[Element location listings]
_ _ _ _
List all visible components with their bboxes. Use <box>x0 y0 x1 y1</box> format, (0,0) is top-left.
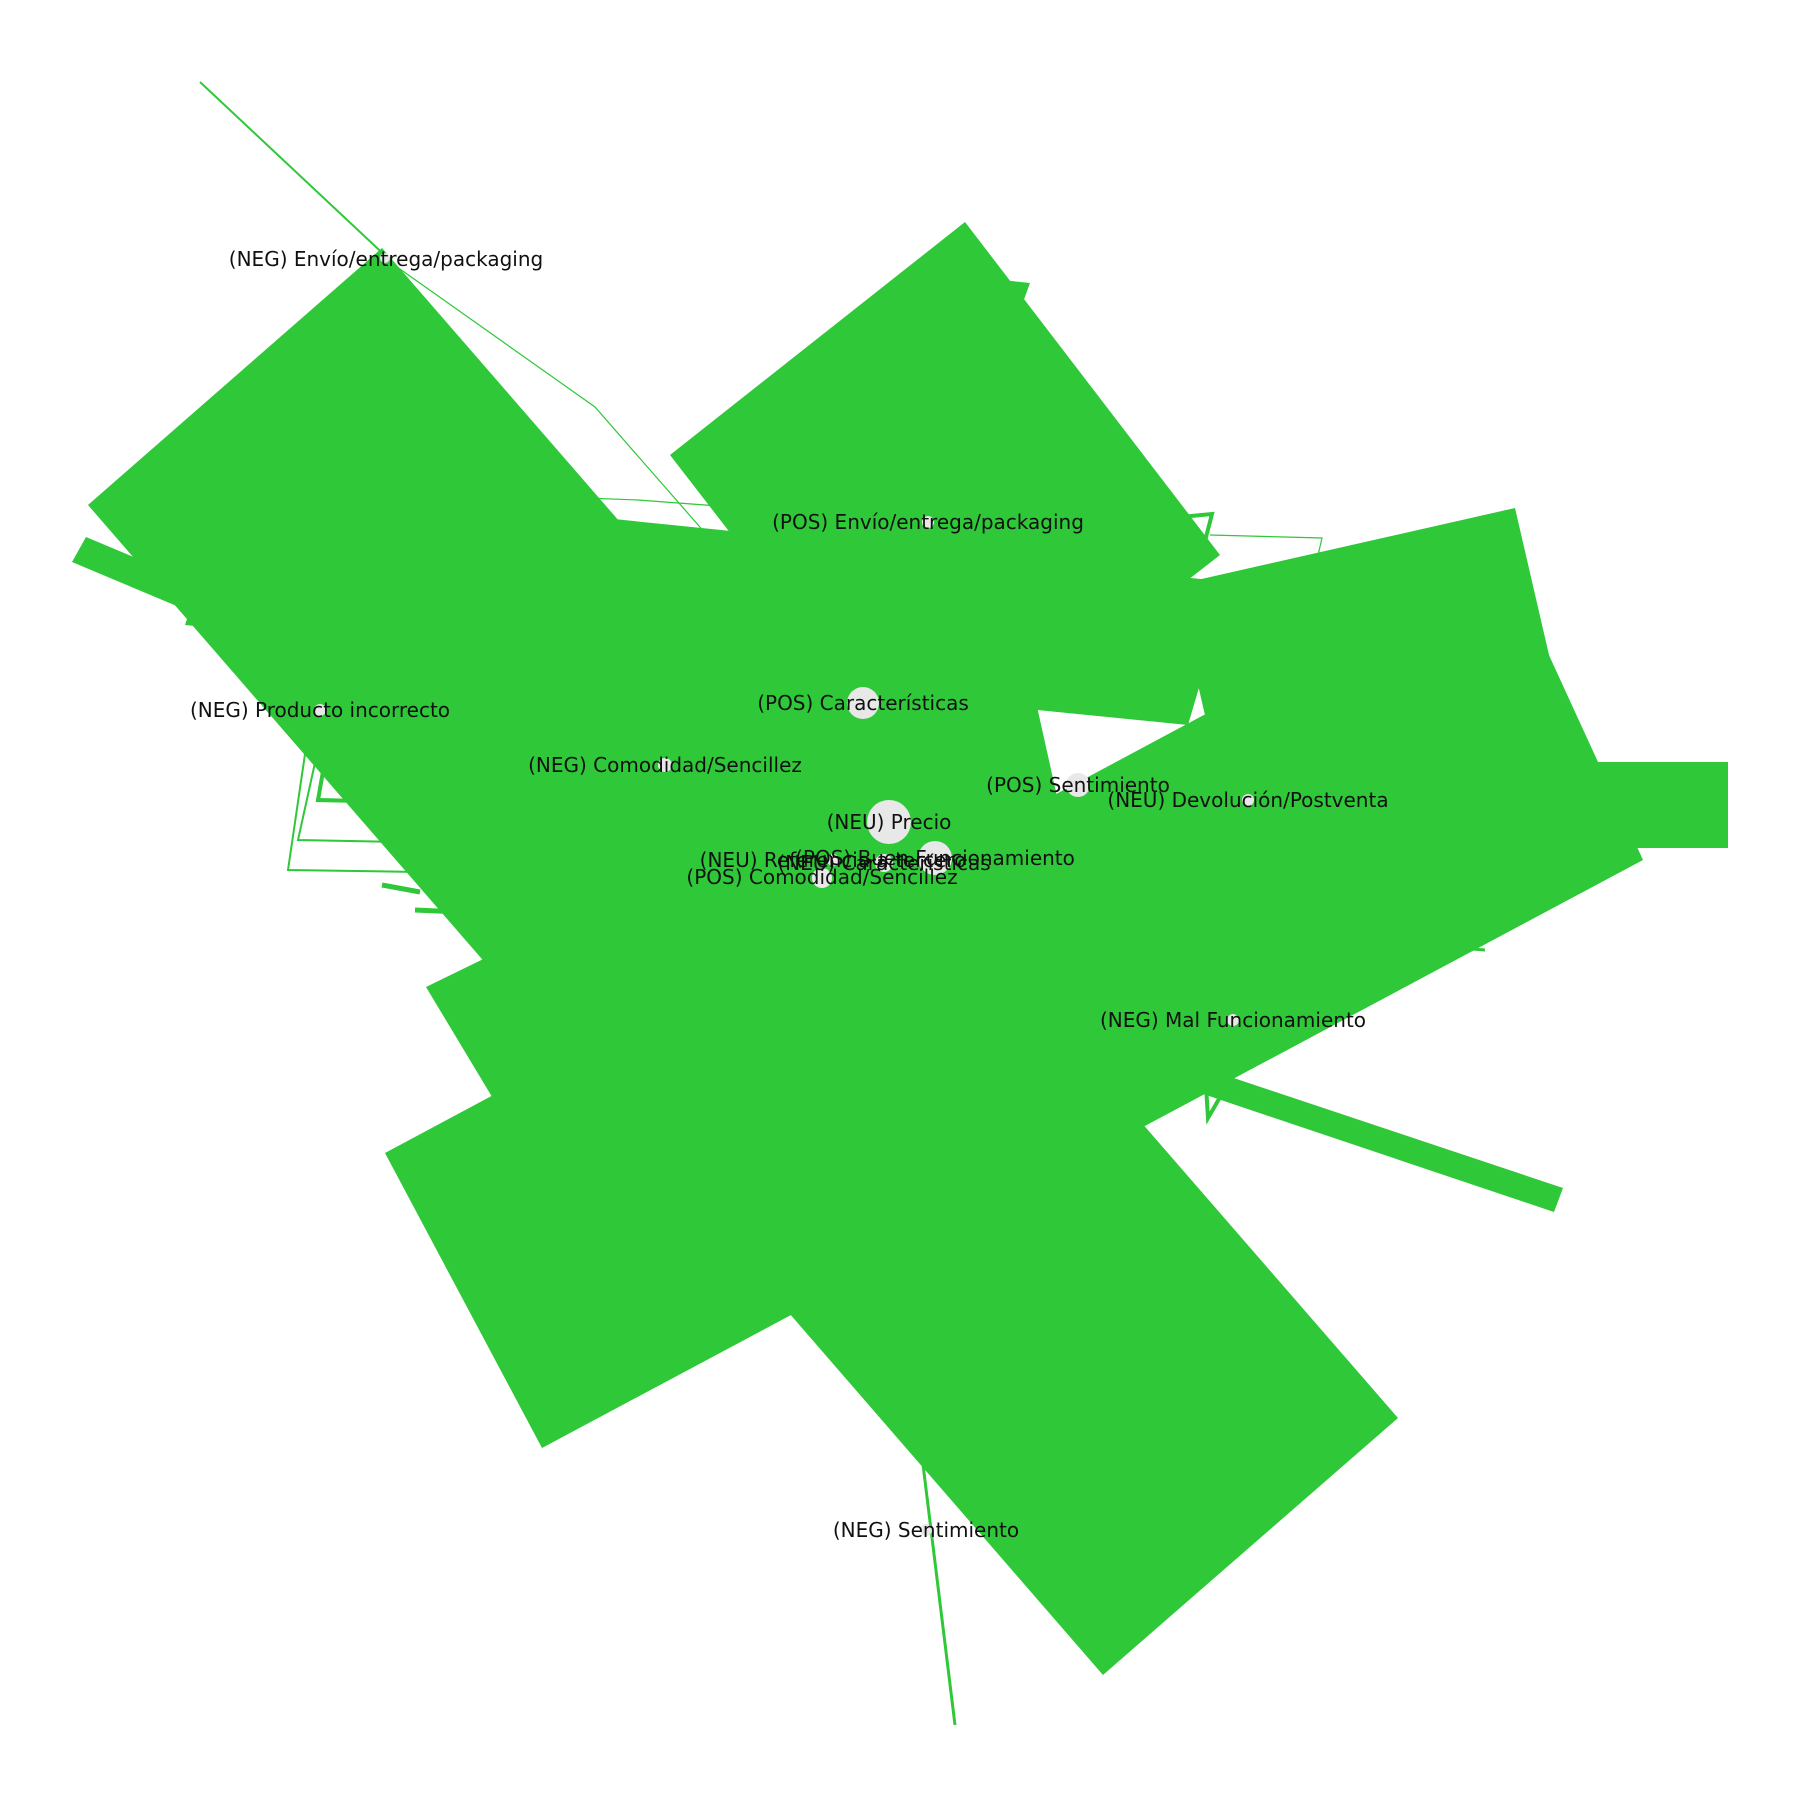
node-circle <box>380 253 390 263</box>
node-circle <box>658 758 672 772</box>
node-circle <box>875 854 893 872</box>
thin-edge <box>1169 511 1215 546</box>
node-circle <box>920 1524 932 1536</box>
node-circle <box>1066 773 1090 797</box>
node-label-neg-producto: (NEG) Producto incorrecto <box>190 698 450 722</box>
node-label-neg-mal: (NEG) Mal Funcionamiento <box>1100 1008 1366 1032</box>
thin-edge <box>296 739 401 843</box>
graph-labels: (NEG) Envío/entrega/packaging (POS) Enví… <box>190 247 1389 1542</box>
graph-nodes <box>314 253 1254 1536</box>
node-circle <box>1242 794 1254 806</box>
thick-edge <box>1108 1040 1563 1212</box>
thin-edge <box>414 907 461 915</box>
thick-edge <box>1190 762 1728 848</box>
thick-edge <box>925 272 1030 305</box>
node-label-neg-comodidad: (NEG) Comodidad/Sencillez <box>528 753 802 777</box>
node-circle <box>314 704 326 716</box>
node-label-pos-buen: (POS) Buen Funcionamiento <box>795 846 1075 870</box>
thin-edge <box>559 496 746 509</box>
thin-edge <box>719 552 747 600</box>
node-circle <box>812 868 832 888</box>
node-label-neu-devolucion: (NEU) Devolución/Postventa <box>1107 788 1388 812</box>
thin-edge <box>918 1439 957 1726</box>
node-label-neg-envio: (NEG) Envío/entrega/packaging <box>229 247 543 271</box>
node-label-neg-sentimiento: (NEG) Sentimiento <box>833 1518 1019 1542</box>
thin-edge <box>1209 534 1323 591</box>
node-circle <box>918 841 952 875</box>
node-label-neu-caracteristicas: (NEU) Características <box>777 851 990 875</box>
thin-edge <box>199 81 393 263</box>
node-circle <box>827 854 839 866</box>
thin-edge <box>315 759 401 804</box>
thin-edge <box>1419 943 1486 952</box>
node-circle <box>1227 1014 1239 1026</box>
node-label-pos-envio: (POS) Envío/entrega/packaging <box>772 510 1084 534</box>
node-label-pos-sentimiento: (POS) Sentimiento <box>986 773 1170 797</box>
node-circle <box>922 516 934 528</box>
node-label-neu-precio: (NEU) Precio <box>827 810 952 834</box>
node-circle <box>867 800 911 844</box>
thin-edge <box>389 261 721 551</box>
thin-edge <box>741 566 776 572</box>
thin-edge <box>381 882 421 895</box>
node-label-pos-comodidad: (POS) Comodidad/Sencillez <box>686 865 957 889</box>
node-label-pos-caracteristicas: (POS) Características <box>757 691 969 715</box>
thick-edge <box>700 540 1080 960</box>
node-label-neu-referencia: (NEU) Referencia a tercero <box>700 848 967 872</box>
node-circle <box>847 687 879 719</box>
thin-edge <box>286 719 421 873</box>
graph-edges <box>72 81 1728 1726</box>
thin-edge <box>1203 1069 1232 1125</box>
_ _ _ _
WHAT IS NEEDED: Format every line of the rows above as a JSON list of strings, one string per line, skipping blank lines and leaving out the picture.

RESULT:
[
  "List all visible components with their bboxes. Use <box>x0 y0 x1 y1</box> format, (0,0) is top-left.",
  "node-circle <box>380 253 390 263</box>",
  "node-circle <box>658 758 672 772</box>",
  "node-circle <box>875 854 893 872</box>",
  "thin-edge <box>1169 511 1215 546</box>",
  "node-circle <box>920 1524 932 1536</box>",
  "node-circle <box>1066 773 1090 797</box>",
  "node-label-neg-producto: (NEG) Producto incorrecto <box>190 698 450 722</box>",
  "node-label-neg-mal: (NEG) Mal Funcionamiento <box>1100 1008 1366 1032</box>",
  "thin-edge <box>296 739 401 843</box>",
  "graph-labels: (NEG) Envío/entrega/packaging (POS) Enví… <box>190 247 1389 1542</box>",
  "graph-nodes <box>314 253 1254 1536</box>",
  "node-circle <box>1242 794 1254 806</box>",
  "thick-edge <box>1108 1040 1563 1212</box>",
  "thin-edge <box>414 907 461 915</box>",
  "thick-edge <box>1190 762 1728 848</box>",
  "thick-edge <box>925 272 1030 305</box>",
  "node-label-neg-comodidad: (NEG) Comodidad/Sencillez <box>528 753 802 777</box>",
  "node-circle <box>314 704 326 716</box>",
  "node-label-pos-buen: (POS) Buen Funcionamiento <box>795 846 1075 870</box>",
  "thin-edge <box>559 496 746 509</box>",
  "thin-edge <box>719 552 747 600</box>",
  "node-circle <box>812 868 832 888</box>",
  "node-label-neu-devolucion: (NEU) Devolución/Postventa <box>1107 788 1388 812</box>",
  "thin-edge <box>918 1439 957 1726</box>",
  "node-label-neg-envio: (NEG) Envío/entrega/packaging <box>229 247 543 271</box>",
  "node-label-neg-sentimiento: (NEG) Sentimiento <box>833 1518 1019 1542</box>",
  "thin-edge <box>1209 534 1323 591</box>",
  "node-circle <box>918 841 952 875</box>",
  "node-label-neu-caracteristicas: (NEU) Características <box>777 851 990 875</box>",
  "thin-edge <box>199 81 393 263</box>",
  "node-circle <box>827 854 839 866</box>",
  "thin-edge <box>315 759 401 804</box>",
  "thin-edge <box>1419 943 1486 952</box>",
  "node-circle <box>1227 1014 1239 1026</box>",
  "node-label-pos-envio: (POS) Envío/entrega/packaging <box>772 510 1084 534</box>",
  "node-label-pos-sentimiento: (POS) Sentimiento <box>986 773 1170 797</box>",
  "node-circle <box>922 516 934 528</box>",
  "node-label-neu-precio: (NEU) Precio <box>827 810 952 834</box>",
  "node-circle <box>867 800 911 844</box>",
  "thin-edge <box>389 261 721 551</box>",
  "thin-edge <box>741 566 776 572</box>",
  "thin-edge <box>381 882 421 895</box>",
  "node-label-pos-comodidad: (POS) Comodidad/Sencillez <box>686 865 957 889</box>",
  "node-label-pos-caracteristicas: (POS) Características <box>757 691 969 715</box>",
  "thick-edge <box>700 540 1080 960</box>",
  "node-label-neu-referencia: (NEU) Referencia a tercero <box>700 848 967 872</box>",
  "node-circle <box>847 687 879 719</box>",
  "thin-edge <box>286 719 421 873</box>",
  "graph-edges <box>72 81 1728 1726</box>",
  "thin-edge <box>1203 1069 1232 1125</box>"
]